___ INPUT RECORDS ___

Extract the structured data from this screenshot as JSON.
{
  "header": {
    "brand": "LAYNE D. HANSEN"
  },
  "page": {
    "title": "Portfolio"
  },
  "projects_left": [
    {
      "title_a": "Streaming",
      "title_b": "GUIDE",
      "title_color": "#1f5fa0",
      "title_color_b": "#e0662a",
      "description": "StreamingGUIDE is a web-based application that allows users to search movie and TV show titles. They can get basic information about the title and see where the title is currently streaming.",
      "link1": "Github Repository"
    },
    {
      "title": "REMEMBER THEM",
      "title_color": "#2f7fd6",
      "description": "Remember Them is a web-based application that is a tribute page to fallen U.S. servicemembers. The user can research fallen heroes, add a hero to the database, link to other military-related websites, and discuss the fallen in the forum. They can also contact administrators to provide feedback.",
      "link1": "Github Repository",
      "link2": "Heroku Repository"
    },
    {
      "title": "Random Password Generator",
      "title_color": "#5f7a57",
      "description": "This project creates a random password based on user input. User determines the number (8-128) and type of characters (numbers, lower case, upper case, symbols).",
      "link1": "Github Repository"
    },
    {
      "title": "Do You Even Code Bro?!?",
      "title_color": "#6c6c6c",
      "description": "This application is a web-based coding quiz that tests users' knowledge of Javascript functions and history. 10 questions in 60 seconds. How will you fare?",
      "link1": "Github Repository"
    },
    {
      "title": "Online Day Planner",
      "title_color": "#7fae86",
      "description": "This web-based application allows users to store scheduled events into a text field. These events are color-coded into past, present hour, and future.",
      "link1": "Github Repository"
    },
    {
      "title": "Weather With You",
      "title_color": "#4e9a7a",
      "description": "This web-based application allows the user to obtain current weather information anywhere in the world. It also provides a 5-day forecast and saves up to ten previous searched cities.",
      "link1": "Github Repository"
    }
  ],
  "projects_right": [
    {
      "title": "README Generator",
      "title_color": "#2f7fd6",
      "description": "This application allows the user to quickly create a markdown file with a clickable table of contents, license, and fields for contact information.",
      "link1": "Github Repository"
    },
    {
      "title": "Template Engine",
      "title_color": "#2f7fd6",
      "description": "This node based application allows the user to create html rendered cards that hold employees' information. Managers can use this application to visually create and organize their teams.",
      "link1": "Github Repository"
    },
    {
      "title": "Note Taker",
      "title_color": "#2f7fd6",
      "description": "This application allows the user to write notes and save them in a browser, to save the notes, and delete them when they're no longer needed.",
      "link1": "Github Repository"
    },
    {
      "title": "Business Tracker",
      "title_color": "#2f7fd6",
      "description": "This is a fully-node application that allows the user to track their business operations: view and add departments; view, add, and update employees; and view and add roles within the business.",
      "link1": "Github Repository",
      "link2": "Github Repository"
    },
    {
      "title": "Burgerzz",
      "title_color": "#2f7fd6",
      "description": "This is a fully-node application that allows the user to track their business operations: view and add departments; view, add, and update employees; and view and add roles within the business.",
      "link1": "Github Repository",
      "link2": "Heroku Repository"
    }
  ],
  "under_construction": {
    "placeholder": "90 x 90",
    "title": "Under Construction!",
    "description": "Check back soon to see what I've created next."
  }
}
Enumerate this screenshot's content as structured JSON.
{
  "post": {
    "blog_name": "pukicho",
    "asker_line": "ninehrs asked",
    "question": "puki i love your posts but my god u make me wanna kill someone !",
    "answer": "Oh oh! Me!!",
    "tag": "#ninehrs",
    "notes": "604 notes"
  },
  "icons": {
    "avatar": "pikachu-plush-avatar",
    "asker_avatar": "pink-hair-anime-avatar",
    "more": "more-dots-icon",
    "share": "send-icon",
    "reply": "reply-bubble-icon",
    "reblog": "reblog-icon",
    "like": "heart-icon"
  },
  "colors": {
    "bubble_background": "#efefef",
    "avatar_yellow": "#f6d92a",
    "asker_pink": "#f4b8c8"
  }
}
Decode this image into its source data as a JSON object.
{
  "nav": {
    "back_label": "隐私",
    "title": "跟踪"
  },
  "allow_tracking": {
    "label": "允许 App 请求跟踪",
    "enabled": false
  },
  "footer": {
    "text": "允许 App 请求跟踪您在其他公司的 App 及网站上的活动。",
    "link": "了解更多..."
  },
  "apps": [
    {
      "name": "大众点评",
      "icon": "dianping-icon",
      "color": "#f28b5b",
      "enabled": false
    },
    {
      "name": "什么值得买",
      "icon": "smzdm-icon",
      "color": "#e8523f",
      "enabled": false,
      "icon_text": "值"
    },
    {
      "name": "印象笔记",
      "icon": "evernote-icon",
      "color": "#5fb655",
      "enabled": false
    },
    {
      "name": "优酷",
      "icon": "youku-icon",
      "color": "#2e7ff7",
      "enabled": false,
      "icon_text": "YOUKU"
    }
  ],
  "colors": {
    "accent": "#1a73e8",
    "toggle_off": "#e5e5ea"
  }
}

___

◆ TASK REQUIREMENTS ◆
Locate the word "page" in the entries, and copy every line where it is found.

◆ OUTPUT OF THE EXERCISE ◆
  "page": {
      "description": "Remember Them is a web-based application that is a tribute page to fallen U.S. servicemembers. The user can research fallen heroes, add a hero to the database, link to other military-related websites, and discuss the fallen in the forum. They can also contact administrators to provide feedback.",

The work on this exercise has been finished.